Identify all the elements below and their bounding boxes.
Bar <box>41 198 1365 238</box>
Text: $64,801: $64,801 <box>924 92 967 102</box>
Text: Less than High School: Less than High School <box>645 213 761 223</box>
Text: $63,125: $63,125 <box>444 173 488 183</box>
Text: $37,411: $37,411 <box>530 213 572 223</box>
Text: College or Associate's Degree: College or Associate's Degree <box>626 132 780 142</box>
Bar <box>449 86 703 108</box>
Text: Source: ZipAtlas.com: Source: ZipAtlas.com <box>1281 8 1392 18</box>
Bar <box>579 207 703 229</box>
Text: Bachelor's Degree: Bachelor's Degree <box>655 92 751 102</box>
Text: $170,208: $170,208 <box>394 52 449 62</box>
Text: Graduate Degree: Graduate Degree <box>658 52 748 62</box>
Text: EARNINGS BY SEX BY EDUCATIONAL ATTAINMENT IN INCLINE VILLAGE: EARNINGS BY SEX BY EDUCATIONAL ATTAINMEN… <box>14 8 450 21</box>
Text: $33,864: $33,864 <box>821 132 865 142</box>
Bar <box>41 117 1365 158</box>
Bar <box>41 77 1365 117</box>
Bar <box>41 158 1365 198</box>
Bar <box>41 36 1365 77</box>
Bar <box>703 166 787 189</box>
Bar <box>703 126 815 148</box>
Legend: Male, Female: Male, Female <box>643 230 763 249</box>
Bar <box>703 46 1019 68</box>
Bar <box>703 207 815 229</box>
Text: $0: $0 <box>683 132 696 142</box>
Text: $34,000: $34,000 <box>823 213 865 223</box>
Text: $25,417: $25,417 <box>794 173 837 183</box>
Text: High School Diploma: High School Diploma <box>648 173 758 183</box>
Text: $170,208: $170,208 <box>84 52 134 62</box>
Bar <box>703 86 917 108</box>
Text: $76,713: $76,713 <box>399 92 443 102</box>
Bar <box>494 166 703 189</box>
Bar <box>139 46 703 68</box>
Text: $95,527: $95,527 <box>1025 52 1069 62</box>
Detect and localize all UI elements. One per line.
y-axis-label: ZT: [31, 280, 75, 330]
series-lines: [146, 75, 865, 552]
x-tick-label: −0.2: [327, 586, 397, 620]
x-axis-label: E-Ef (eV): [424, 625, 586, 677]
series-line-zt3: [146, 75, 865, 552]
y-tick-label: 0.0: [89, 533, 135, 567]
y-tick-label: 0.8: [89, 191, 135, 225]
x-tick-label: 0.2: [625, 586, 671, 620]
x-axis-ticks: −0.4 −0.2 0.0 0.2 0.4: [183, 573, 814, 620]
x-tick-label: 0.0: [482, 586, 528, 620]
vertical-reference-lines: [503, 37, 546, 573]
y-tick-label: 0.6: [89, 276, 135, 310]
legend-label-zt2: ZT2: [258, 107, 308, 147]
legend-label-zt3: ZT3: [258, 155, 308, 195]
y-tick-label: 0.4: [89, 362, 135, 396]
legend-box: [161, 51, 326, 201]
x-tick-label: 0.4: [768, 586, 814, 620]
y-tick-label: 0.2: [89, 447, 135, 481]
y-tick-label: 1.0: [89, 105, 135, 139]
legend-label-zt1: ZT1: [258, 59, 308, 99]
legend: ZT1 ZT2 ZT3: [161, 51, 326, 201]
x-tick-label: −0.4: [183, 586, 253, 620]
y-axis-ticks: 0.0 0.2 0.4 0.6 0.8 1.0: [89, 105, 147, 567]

● **Problem to solve**: Write out the lines above word for word, from the very first line through the line with "Text: $37,411: $37,411", including both.

● **Final result**:
Identify all the elements below and their bounding boxes.
Bar <box>41 198 1365 238</box>
Text: $64,801: $64,801 <box>924 92 967 102</box>
Text: Less than High School: Less than High School <box>645 213 761 223</box>
Text: $63,125: $63,125 <box>444 173 488 183</box>
Text: $37,411: $37,411 <box>530 213 572 223</box>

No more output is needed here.